* [DIRECTION] Render the records from the line containing "What elements are in" through the line containing "github-icon [703, 661, 752, 710]" as a numbered list, omitting any blank lines.
-- SOURCE RECORDS start --
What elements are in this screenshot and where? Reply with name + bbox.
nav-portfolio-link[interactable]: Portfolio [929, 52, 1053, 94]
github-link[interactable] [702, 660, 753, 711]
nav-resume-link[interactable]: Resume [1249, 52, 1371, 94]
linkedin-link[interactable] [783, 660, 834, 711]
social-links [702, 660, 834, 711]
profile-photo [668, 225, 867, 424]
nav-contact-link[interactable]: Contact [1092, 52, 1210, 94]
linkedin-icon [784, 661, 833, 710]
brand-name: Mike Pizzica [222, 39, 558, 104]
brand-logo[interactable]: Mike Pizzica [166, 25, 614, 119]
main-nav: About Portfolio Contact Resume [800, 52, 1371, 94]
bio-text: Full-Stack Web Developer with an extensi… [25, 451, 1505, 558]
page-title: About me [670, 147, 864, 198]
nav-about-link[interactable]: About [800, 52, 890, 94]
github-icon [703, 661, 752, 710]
-- SOURCE RECORDS end --
-- SOURCE RECORDS start --
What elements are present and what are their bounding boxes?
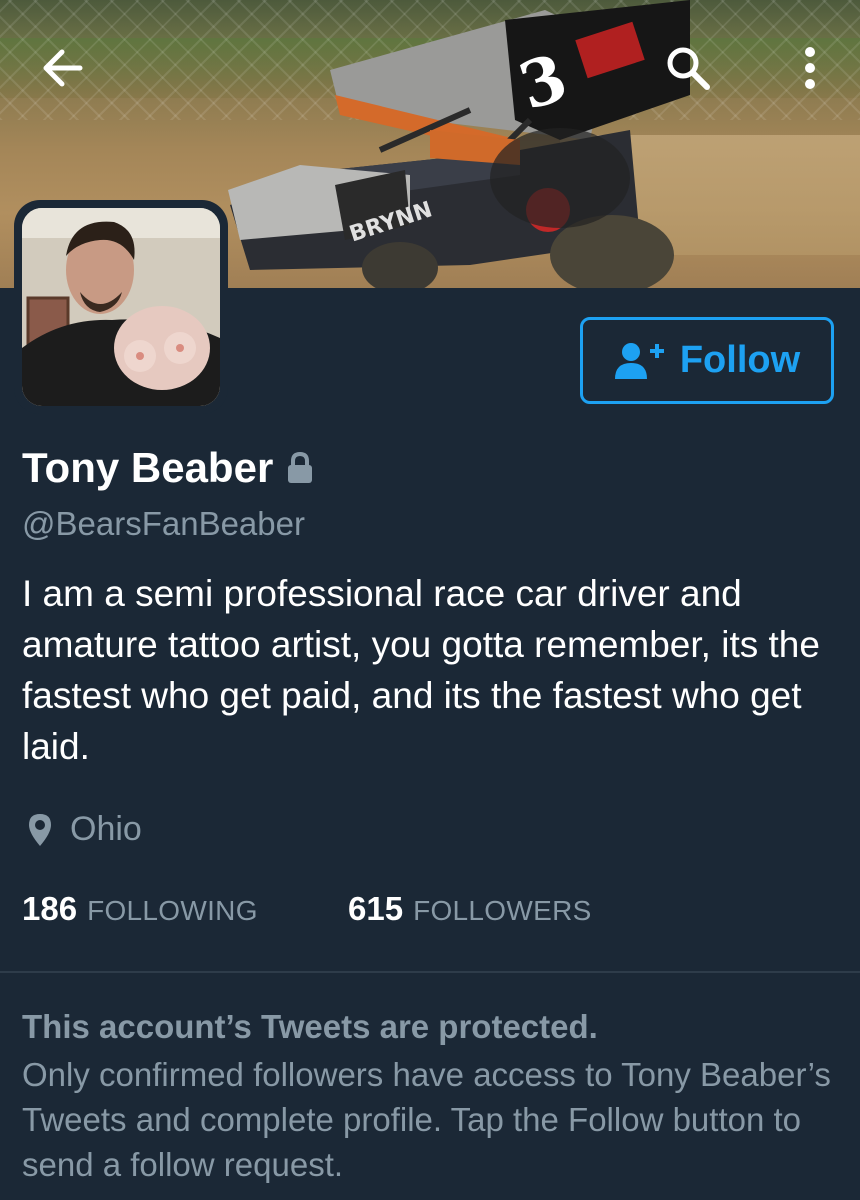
-- SOURCE RECORDS end --
* [SOLUTION BELOW]
1. What elements are in this screenshot and where? Reply with name + bbox.
2. nav-portfolio-link[interactable]: Portfolio [929, 52, 1053, 94]
3. github-link[interactable] [702, 660, 753, 711]
4. nav-resume-link[interactable]: Resume [1249, 52, 1371, 94]
5. linkedin-link[interactable] [783, 660, 834, 711]
6. social-links [702, 660, 834, 711]
7. profile-photo [668, 225, 867, 424]
8. nav-contact-link[interactable]: Contact [1092, 52, 1210, 94]
9. linkedin-icon [784, 661, 833, 710]
10. brand-name: Mike Pizzica [222, 39, 558, 104]
11. brand-logo[interactable]: Mike Pizzica [166, 25, 614, 119]
12. main-nav: About Portfolio Contact Resume [800, 52, 1371, 94]
13. bio-text: Full-Stack Web Developer with an extensi… [25, 451, 1505, 558]
14. page-title: About me [670, 147, 864, 198]
15. nav-about-link[interactable]: About [800, 52, 890, 94]
16. github-icon [703, 661, 752, 710]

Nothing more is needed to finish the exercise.